* **Given request**
Word for word, restate every line of the listing that follows.

** BEGIN Extracted material **

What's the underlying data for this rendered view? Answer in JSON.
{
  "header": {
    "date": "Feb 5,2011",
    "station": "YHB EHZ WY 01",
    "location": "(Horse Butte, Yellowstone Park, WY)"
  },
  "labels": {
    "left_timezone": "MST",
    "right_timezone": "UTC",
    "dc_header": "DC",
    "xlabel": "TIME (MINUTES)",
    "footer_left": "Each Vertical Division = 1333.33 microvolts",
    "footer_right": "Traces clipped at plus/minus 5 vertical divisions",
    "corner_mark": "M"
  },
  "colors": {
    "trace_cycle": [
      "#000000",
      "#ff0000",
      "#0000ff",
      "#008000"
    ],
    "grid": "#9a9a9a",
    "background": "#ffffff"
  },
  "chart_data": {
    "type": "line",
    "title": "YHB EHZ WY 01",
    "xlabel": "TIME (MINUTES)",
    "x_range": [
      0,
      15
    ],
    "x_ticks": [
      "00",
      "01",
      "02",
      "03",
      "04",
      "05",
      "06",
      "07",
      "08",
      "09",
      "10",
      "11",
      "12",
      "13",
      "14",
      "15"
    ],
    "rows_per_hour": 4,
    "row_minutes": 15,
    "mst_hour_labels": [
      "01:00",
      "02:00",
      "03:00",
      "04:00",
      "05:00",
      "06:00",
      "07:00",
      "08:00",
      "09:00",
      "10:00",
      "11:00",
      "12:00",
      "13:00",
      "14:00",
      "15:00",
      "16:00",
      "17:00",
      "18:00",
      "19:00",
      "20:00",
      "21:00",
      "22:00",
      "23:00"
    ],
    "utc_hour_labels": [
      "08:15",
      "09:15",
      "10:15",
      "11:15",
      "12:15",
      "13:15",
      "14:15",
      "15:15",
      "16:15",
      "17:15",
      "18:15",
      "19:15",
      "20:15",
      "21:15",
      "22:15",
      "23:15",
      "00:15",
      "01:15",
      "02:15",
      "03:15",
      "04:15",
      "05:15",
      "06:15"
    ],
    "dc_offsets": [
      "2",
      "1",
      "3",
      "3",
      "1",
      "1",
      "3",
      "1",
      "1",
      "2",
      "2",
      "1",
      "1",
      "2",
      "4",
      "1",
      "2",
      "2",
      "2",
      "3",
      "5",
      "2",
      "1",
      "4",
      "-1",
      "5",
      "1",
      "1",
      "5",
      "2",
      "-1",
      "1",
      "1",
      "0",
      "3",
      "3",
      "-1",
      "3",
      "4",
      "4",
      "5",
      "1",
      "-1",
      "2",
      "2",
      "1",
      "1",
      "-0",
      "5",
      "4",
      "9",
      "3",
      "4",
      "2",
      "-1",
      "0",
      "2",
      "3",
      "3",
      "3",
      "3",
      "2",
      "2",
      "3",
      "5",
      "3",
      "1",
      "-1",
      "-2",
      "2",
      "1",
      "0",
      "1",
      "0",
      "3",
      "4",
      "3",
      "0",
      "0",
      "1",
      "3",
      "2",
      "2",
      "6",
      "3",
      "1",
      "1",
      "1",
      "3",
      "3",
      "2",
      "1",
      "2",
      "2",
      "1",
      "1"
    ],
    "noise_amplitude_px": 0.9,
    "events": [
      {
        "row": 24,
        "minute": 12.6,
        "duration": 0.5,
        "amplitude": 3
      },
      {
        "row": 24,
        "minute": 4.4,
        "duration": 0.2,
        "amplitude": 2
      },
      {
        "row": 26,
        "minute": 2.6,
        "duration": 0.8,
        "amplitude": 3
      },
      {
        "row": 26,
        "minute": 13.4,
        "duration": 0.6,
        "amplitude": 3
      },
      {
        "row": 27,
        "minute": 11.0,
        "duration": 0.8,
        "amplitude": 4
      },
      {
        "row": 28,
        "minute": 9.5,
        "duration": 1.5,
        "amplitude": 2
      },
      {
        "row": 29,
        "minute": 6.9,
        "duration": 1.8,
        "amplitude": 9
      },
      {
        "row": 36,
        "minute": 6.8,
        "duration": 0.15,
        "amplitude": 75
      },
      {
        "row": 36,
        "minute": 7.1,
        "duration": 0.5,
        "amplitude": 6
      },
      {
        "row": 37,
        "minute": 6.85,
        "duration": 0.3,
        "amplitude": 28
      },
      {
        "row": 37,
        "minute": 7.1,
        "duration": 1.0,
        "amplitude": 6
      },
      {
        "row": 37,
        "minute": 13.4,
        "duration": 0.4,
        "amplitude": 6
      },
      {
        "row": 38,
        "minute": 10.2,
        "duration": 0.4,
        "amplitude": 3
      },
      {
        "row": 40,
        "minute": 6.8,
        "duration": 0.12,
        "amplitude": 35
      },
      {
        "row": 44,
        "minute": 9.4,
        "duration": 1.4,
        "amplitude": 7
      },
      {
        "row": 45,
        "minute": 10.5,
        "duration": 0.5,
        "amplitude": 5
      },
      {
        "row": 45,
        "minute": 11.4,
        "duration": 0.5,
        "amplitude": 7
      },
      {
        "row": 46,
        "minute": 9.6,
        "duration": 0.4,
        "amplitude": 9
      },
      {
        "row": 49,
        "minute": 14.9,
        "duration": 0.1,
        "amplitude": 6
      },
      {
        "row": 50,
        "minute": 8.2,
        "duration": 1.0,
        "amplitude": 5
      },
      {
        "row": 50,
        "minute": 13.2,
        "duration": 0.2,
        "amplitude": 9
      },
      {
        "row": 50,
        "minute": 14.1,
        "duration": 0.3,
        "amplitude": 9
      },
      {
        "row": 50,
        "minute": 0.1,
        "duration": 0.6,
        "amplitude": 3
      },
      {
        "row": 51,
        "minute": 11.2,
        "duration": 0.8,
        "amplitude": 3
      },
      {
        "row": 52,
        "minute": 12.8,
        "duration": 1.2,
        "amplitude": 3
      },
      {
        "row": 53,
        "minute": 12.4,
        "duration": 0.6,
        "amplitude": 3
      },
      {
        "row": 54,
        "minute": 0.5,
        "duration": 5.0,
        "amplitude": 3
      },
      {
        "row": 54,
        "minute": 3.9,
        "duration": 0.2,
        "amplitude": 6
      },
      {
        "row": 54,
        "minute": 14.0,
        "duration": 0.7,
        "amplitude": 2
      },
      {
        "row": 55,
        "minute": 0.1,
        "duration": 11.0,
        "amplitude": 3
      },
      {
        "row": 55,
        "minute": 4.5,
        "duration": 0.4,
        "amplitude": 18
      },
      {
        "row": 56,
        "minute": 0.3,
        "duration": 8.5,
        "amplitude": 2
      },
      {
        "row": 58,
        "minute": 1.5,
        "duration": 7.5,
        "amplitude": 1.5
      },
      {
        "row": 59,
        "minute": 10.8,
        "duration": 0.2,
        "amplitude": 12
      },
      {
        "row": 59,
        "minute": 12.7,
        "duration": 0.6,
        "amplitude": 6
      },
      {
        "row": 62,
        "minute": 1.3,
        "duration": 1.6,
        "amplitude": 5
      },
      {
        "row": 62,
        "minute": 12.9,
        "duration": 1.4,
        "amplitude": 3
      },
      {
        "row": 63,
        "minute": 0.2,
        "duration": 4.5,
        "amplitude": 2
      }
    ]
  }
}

** END Extracted material **

* **Problem solution**
What's the underlying data for this rendered view? Answer in JSON.
{
  "header": {
    "date": "Feb 5,2011",
    "station": "YHB EHZ WY 01",
    "location": "(Horse Butte, Yellowstone Park, WY)"
  },
  "labels": {
    "left_timezone": "MST",
    "right_timezone": "UTC",
    "dc_header": "DC",
    "xlabel": "TIME (MINUTES)",
    "footer_left": "Each Vertical Division = 1333.33 microvolts",
    "footer_right": "Traces clipped at plus/minus 5 vertical divisions",
    "corner_mark": "M"
  },
  "colors": {
    "trace_cycle": [
      "#000000",
      "#ff0000",
      "#0000ff",
      "#008000"
    ],
    "grid": "#9a9a9a",
    "background": "#ffffff"
  },
  "chart_data": {
    "type": "line",
    "title": "YHB EHZ WY 01",
    "xlabel": "TIME (MINUTES)",
    "x_range": [
      0,
      15
    ],
    "x_ticks": [
      "00",
      "01",
      "02",
      "03",
      "04",
      "05",
      "06",
      "07",
      "08",
      "09",
      "10",
      "11",
      "12",
      "13",
      "14",
      "15"
    ],
    "rows_per_hour": 4,
    "row_minutes": 15,
    "mst_hour_labels": [
      "01:00",
      "02:00",
      "03:00",
      "04:00",
      "05:00",
      "06:00",
      "07:00",
      "08:00",
      "09:00",
      "10:00",
      "11:00",
      "12:00",
      "13:00",
      "14:00",
      "15:00",
      "16:00",
      "17:00",
      "18:00",
      "19:00",
      "20:00",
      "21:00",
      "22:00",
      "23:00"
    ],
    "utc_hour_labels": [
      "08:15",
      "09:15",
      "10:15",
      "11:15",
      "12:15",
      "13:15",
      "14:15",
      "15:15",
      "16:15",
      "17:15",
      "18:15",
      "19:15",
      "20:15",
      "21:15",
      "22:15",
      "23:15",
      "00:15",
      "01:15",
      "02:15",
      "03:15",
      "04:15",
      "05:15",
      "06:15"
    ],
    "dc_offsets": [
      "2",
      "1",
      "3",
      "3",
      "1",
      "1",
      "3",
      "1",
      "1",
      "2",
      "2",
      "1",
      "1",
      "2",
      "4",
      "1",
      "2",
      "2",
      "2",
      "3",
      "5",
      "2",
      "1",
      "4",
      "-1",
      "5",
      "1",
      "1",
      "5",
      "2",
      "-1",
      "1",
      "1",
      "0",
      "3",
      "3",
      "-1",
      "3",
      "4",
      "4",
      "5",
      "1",
      "-1",
      "2",
      "2",
      "1",
      "1",
      "-0",
      "5",
      "4",
      "9",
      "3",
      "4",
      "2",
      "-1",
      "0",
      "2",
      "3",
      "3",
      "3",
      "3",
      "2",
      "2",
      "3",
      "5",
      "3",
      "1",
      "-1",
      "-2",
      "2",
      "1",
      "0",
      "1",
      "0",
      "3",
      "4",
      "3",
      "0",
      "0",
      "1",
      "3",
      "2",
      "2",
      "6",
      "3",
      "1",
      "1",
      "1",
      "3",
      "3",
      "2",
      "1",
      "2",
      "2",
      "1",
      "1"
    ],
    "noise_amplitude_px": 0.9,
    "events": [
      {
        "row": 24,
        "minute": 12.6,
        "duration": 0.5,
        "amplitude": 3
      },
      {
        "row": 24,
        "minute": 4.4,
        "duration": 0.2,
        "amplitude": 2
      },
      {
        "row": 26,
        "minute": 2.6,
        "duration": 0.8,
        "amplitude": 3
      },
      {
        "row": 26,
        "minute": 13.4,
        "duration": 0.6,
        "amplitude": 3
      },
      {
        "row": 27,
        "minute": 11.0,
        "duration": 0.8,
        "amplitude": 4
      },
      {
        "row": 28,
        "minute": 9.5,
        "duration": 1.5,
        "amplitude": 2
      },
      {
        "row": 29,
        "minute": 6.9,
        "duration": 1.8,
        "amplitude": 9
      },
      {
        "row": 36,
        "minute": 6.8,
        "duration": 0.15,
        "amplitude": 75
      },
      {
        "row": 36,
        "minute": 7.1,
        "duration": 0.5,
        "amplitude": 6
      },
      {
        "row": 37,
        "minute": 6.85,
        "duration": 0.3,
        "amplitude": 28
      },
      {
        "row": 37,
        "minute": 7.1,
        "duration": 1.0,
        "amplitude": 6
      },
      {
        "row": 37,
        "minute": 13.4,
        "duration": 0.4,
        "amplitude": 6
      },
      {
        "row": 38,
        "minute": 10.2,
        "duration": 0.4,
        "amplitude": 3
      },
      {
        "row": 40,
        "minute": 6.8,
        "duration": 0.12,
        "amplitude": 35
      },
      {
        "row": 44,
        "minute": 9.4,
        "duration": 1.4,
        "amplitude": 7
      },
      {
        "row": 45,
        "minute": 10.5,
        "duration": 0.5,
        "amplitude": 5
      },
      {
        "row": 45,
        "minute": 11.4,
        "duration": 0.5,
        "amplitude": 7
      },
      {
        "row": 46,
        "minute": 9.6,
        "duration": 0.4,
        "amplitude": 9
      },
      {
        "row": 49,
        "minute": 14.9,
        "duration": 0.1,
        "amplitude": 6
      },
      {
        "row": 50,
        "minute": 8.2,
        "duration": 1.0,
        "amplitude": 5
      },
      {
        "row": 50,
        "minute": 13.2,
        "duration": 0.2,
        "amplitude": 9
      },
      {
        "row": 50,
        "minute": 14.1,
        "duration": 0.3,
        "amplitude": 9
      },
      {
        "row": 50,
        "minute": 0.1,
        "duration": 0.6,
        "amplitude": 3
      },
      {
        "row": 51,
        "minute": 11.2,
        "duration": 0.8,
        "amplitude": 3
      },
      {
        "row": 52,
        "minute": 12.8,
        "duration": 1.2,
        "amplitude": 3
      },
      {
        "row": 53,
        "minute": 12.4,
        "duration": 0.6,
        "amplitude": 3
      },
      {
        "row": 54,
        "minute": 0.5,
        "duration": 5.0,
        "amplitude": 3
      },
      {
        "row": 54,
        "minute": 3.9,
        "duration": 0.2,
        "amplitude": 6
      },
      {
        "row": 54,
        "minute": 14.0,
        "duration": 0.7,
        "amplitude": 2
      },
      {
        "row": 55,
        "minute": 0.1,
        "duration": 11.0,
        "amplitude": 3
      },
      {
        "row": 55,
        "minute": 4.5,
        "duration": 0.4,
        "amplitude": 18
      },
      {
        "row": 56,
        "minute": 0.3,
        "duration": 8.5,
        "amplitude": 2
      },
      {
        "row": 58,
        "minute": 1.5,
        "duration": 7.5,
        "amplitude": 1.5
      },
      {
        "row": 59,
        "minute": 10.8,
        "duration": 0.2,
        "amplitude": 12
      },
      {
        "row": 59,
        "minute": 12.7,
        "duration": 0.6,
        "amplitude": 6
      },
      {
        "row": 62,
        "minute": 1.3,
        "duration": 1.6,
        "amplitude": 5
      },
      {
        "row": 62,
        "minute": 12.9,
        "duration": 1.4,
        "amplitude": 3
      },
      {
        "row": 63,
        "minute": 0.2,
        "duration": 4.5,
        "amplitude": 2
      }
    ]
  }
}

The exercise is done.